• Source text:

Hello,
I am relatively new to SAS and am wondering whether values are being truncated when I import. I have read quite a bit on importing, length statement, informat, and format statement, as well as importing an Excel workbook using proc import, infile statement, etc. My ultimate goal is to merge paid search, organic search, Google Analytics, and Facebook analytics data sets (4) which I downloaded through Supermetrics for Google sheets for funnel conversion insight. The data set I am stuck on (#1 unfortunately) is Google paid search data, with tabs as months. All my data sets are Excel with tabs as months, so if I figure this out, it should hopefully work for the rest!
My goal was to import the Excel workbook and merge the months. The best solution I found for this was:
*Impporting Paidsearch data & creating SAS dataset;
%macro pim(sheet); /*Creating macro variable for proc import step*/
proc import out=paid_temp /*Creating work.paid_temp data set*/
datafile='E:\DI_Project\Data\RawData\Paidsearch2019.xlsx' /*Importing Excel Workbook*/
dbms=xlsx /*Defining DBMS*/
replace; /*Replace = will allow you to replace the exported data set if you re-run the code*/
sheet="&sheet"; /*referring to macro variable for sheet names*/
getnames=yes;
run;
%mend piim; /*Defining macro variables for each individual sheet in workbook*/
%pim(Jan19);
%pim(Feb19);
%pim(Mar19);
%pim(Apr19);
%pim(May19);
%pim(Jun19);
%pim(Jul19);
%pim(Aug19);
%pim(Sep19);
%pim(Oct19);
%pim(Nov19);
%pim(Dec19);
The only problem is that mainly the variable Campaign_Name is a text string with varying lengths (36-88) depending on the month, so I am wondering:
a) if there is some way to standardize (or change) the variable length (and type) while importing into SAS to avoid truncation and additional missing values due to values that are shorter or not the same length?
b) how to treat the many missing values for the numeric variables in the data set (ex: not sure if I should leave them as missing or replace them with zeros)?
The majority of the other variables are numeric, 8 bytes, BEST12. The variables are marketing metrics (ex: CPC, CTR, Conversion value, etc.).
I have to do a report for Friday so any help is VERY MUCH appreciated! 😃
i FINALLY FOUND THE SOLUTION!!!
There are multiple aspects involved in this process so hopefully this will help whoever wants to use Excel files to import into SAS!
/*Assigning librefs*/
libname SASData "E:\DI_Project\Data\SAS";
libname WorkData "E:\DI_Project\Data\WorkData";
/*Excel LIBNAME REF FOR DATA IMPORT*/
libname Paid "E:\DI_Project\Data\RawData\Paidsearch2019.xlsx"

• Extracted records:
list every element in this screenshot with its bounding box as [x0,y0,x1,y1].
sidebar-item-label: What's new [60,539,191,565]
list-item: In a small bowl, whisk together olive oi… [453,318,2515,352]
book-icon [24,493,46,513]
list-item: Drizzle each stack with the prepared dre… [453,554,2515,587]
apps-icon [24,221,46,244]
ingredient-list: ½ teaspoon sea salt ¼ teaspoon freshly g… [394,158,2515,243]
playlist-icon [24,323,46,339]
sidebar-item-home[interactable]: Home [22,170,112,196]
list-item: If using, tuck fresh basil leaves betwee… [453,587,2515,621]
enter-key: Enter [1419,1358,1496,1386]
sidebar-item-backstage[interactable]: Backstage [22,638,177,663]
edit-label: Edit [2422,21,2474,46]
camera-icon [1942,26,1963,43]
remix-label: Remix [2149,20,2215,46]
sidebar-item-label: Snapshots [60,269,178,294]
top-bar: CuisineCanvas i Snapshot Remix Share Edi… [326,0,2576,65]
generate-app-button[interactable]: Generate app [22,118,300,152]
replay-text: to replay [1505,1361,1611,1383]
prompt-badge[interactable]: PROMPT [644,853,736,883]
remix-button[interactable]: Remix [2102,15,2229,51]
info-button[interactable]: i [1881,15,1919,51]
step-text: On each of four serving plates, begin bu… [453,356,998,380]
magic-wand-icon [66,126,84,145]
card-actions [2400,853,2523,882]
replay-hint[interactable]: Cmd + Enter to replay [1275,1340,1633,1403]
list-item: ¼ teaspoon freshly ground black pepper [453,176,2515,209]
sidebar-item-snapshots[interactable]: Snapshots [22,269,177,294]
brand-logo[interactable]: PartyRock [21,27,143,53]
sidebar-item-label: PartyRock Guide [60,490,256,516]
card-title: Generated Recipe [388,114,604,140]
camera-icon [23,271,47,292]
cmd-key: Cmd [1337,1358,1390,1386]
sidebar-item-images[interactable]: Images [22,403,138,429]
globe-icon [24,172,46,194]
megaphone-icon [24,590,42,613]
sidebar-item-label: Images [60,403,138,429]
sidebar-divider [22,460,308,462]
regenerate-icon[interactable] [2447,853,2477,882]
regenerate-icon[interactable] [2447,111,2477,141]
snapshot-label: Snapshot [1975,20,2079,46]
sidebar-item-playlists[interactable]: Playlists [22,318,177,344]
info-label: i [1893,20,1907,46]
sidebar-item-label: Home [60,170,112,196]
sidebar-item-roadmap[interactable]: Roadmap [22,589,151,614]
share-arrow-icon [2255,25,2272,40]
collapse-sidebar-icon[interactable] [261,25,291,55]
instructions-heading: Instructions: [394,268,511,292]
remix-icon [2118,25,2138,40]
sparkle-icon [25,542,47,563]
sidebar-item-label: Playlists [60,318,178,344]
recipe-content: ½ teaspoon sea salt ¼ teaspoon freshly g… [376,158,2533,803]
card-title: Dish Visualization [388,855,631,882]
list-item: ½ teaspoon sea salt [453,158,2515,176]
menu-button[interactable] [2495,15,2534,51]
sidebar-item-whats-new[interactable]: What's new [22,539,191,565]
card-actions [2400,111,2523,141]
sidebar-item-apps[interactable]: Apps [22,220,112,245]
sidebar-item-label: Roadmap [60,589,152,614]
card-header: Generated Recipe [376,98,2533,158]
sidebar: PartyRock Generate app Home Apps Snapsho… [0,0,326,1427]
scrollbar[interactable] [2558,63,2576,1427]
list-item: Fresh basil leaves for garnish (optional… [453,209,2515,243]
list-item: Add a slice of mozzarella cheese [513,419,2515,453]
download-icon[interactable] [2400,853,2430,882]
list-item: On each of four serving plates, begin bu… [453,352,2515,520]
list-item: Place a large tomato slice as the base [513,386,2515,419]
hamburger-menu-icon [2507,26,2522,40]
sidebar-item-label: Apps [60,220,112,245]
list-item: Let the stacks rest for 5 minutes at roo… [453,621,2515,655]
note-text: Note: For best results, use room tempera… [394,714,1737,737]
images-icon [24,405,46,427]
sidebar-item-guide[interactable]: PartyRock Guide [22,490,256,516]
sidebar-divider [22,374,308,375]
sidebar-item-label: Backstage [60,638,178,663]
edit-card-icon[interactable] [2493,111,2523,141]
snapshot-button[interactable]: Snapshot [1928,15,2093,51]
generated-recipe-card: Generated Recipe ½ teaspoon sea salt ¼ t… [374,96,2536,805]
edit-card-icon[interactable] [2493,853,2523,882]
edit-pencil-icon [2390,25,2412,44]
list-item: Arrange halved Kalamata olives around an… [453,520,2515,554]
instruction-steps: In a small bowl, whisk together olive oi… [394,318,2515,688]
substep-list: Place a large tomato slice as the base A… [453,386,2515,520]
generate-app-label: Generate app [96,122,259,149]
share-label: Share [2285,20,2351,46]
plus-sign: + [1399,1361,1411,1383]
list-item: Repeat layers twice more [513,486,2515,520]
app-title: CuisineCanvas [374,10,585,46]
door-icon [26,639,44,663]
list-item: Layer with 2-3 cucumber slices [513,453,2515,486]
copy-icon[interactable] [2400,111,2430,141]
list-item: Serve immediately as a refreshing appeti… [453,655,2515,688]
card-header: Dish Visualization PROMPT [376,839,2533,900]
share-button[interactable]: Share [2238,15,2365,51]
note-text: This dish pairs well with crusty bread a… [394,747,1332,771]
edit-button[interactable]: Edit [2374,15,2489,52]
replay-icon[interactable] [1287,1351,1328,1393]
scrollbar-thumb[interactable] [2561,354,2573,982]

• Problem: Reproduce word for word the stretch of the SAS import thread from "b) how to treat" through "FOUND THE SOLUTION!!!".

• Result of the exercise:
b) how to treat the many missing values for the numeric variables in the data set (ex: not sure if I should leave them as missing or replace them with zeros)?
The majority of the other variables are numeric, 8 bytes, BEST12. The variables are marketing metrics (ex: CPC, CTR, Conversion value, etc.).
I have to do a report for Friday so any help is VERY MUCH appreciated! 😃
i FINALLY FOUND THE SOLUTION!!!